* **To be done**:
Count the lines in the entries below that contain the string "axis", with case taken into account. Reply with the number alone.
** START OF Records for processing **
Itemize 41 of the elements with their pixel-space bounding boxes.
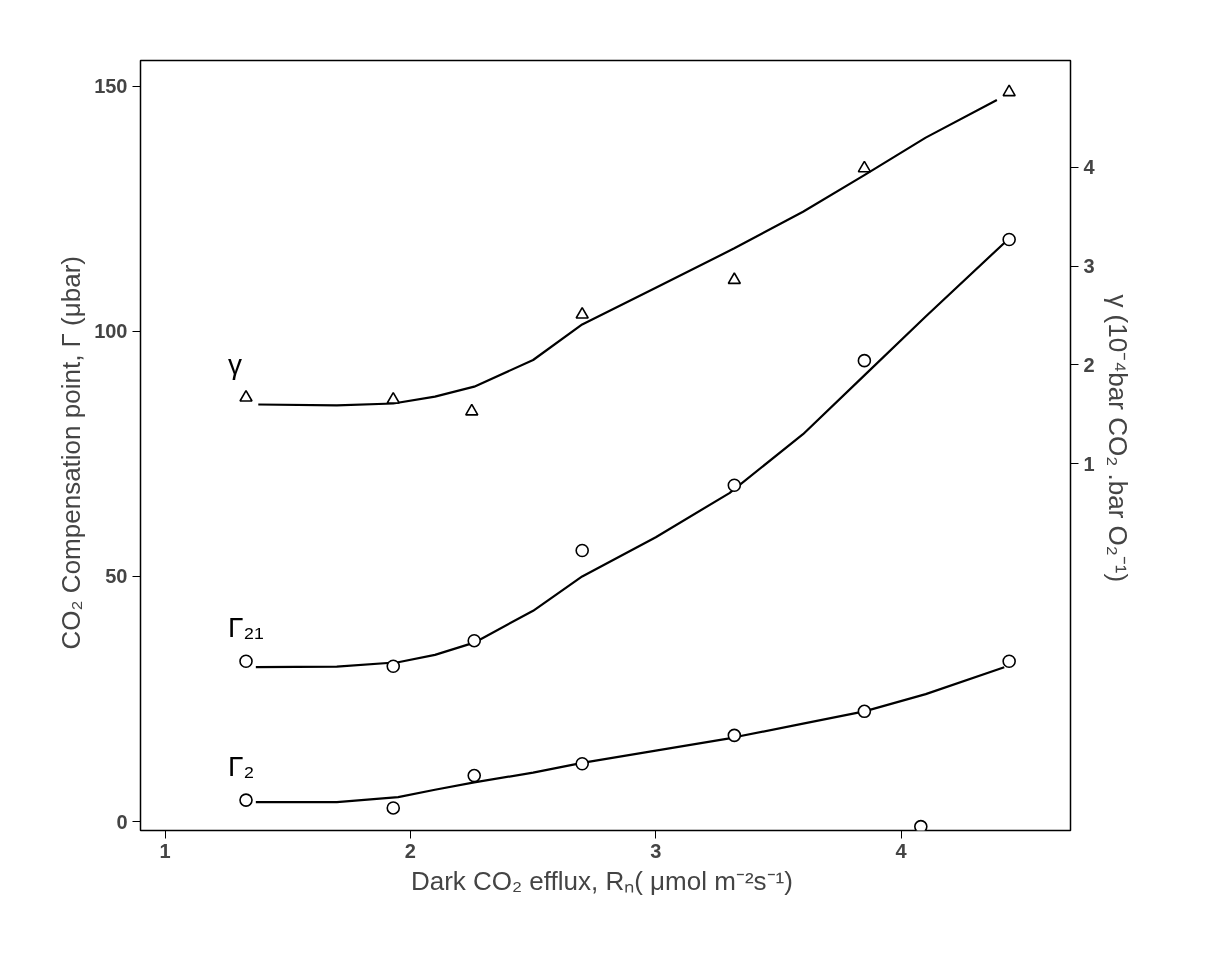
y-tick-label: 0	[116, 810, 128, 833]
line-series	[257, 98, 998, 407]
point	[464, 403, 479, 416]
point	[239, 654, 253, 669]
y-tick-label: 100	[94, 320, 128, 343]
point	[386, 659, 401, 673]
point	[1002, 232, 1016, 247]
series-label: γ	[228, 348, 243, 380]
point	[727, 728, 742, 743]
point	[386, 801, 401, 815]
point	[386, 391, 401, 404]
point	[857, 353, 872, 368]
point	[467, 768, 482, 783]
x-axis-title: Dark CO₂ efflux, Rₙ( μmol m⁻²s⁻¹)	[410, 865, 793, 896]
y2-tick-label: 3	[1083, 255, 1095, 278]
x-tick-label: 3	[650, 839, 662, 862]
y-tick-label: 150	[94, 75, 128, 97]
point	[914, 819, 928, 831]
point	[239, 793, 253, 807]
point	[575, 757, 589, 771]
point	[239, 389, 253, 402]
point	[467, 633, 482, 648]
point	[857, 160, 872, 173]
point	[1002, 654, 1016, 669]
series-label: Γ₂₁	[228, 612, 264, 644]
y2-tick-label: 4	[1083, 156, 1096, 179]
x-tick-label: 4	[895, 839, 908, 862]
y-tick-label: 50	[105, 565, 128, 588]
y2-tick-label: 1	[1083, 452, 1095, 475]
y-axis-title: CO₂ Compensation point, Γ (μbar)	[56, 255, 87, 650]
point	[1002, 84, 1016, 97]
point	[575, 306, 589, 319]
series-label: Γ₂	[228, 751, 255, 783]
y2-axis-title: γ (10⁻⁴bar CO₂ .bar O₂⁻¹)	[1102, 294, 1133, 583]
point	[575, 543, 589, 558]
point	[727, 478, 742, 493]
x-tick-label: 2	[404, 839, 416, 862]
point	[857, 704, 872, 719]
point	[727, 272, 742, 285]
x-tick-label: 1	[159, 839, 171, 862]
y2-tick-label: 2	[1083, 353, 1095, 376]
** END OF Records for processing **
* **Final result**:
3